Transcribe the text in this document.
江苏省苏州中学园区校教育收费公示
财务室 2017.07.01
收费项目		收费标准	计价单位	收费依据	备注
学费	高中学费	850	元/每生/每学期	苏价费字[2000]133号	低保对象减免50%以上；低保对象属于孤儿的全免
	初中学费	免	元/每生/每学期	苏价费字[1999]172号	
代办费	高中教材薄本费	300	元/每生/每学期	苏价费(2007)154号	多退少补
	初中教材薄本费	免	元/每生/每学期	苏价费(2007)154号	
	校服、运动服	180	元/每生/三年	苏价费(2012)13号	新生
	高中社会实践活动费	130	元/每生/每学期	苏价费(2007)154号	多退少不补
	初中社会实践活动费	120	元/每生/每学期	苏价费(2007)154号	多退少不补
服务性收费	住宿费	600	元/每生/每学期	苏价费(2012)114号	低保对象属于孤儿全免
++++++
### Request
Working from the material above, retype it in its entirety without change.

### Completed task
Transcribe the text in this document.
江苏省苏州中学园区校教育收费公示
财务室 2017.07.01
收费项目		收费标准	计价单位	收费依据	备注
学费	高中学费	850	元/每生/每学期	苏价费字[2000]133号	低保对象减免50%以上；低保对象属于孤儿的全免
	初中学费	免	元/每生/每学期	苏价费字[1999]172号	
代办费	高中教材薄本费	300	元/每生/每学期	苏价费(2007)154号	多退少补
	初中教材薄本费	免	元/每生/每学期	苏价费(2007)154号	
	校服、运动服	180	元/每生/三年	苏价费(2012)13号	新生
	高中社会实践活动费	130	元/每生/每学期	苏价费(2007)154号	多退少不补
	初中社会实践活动费	120	元/每生/每学期	苏价费(2007)154号	多退少不补
服务性收费	住宿费	600	元/每生/每学期	苏价费(2012)114号	低保对象属于孤儿全免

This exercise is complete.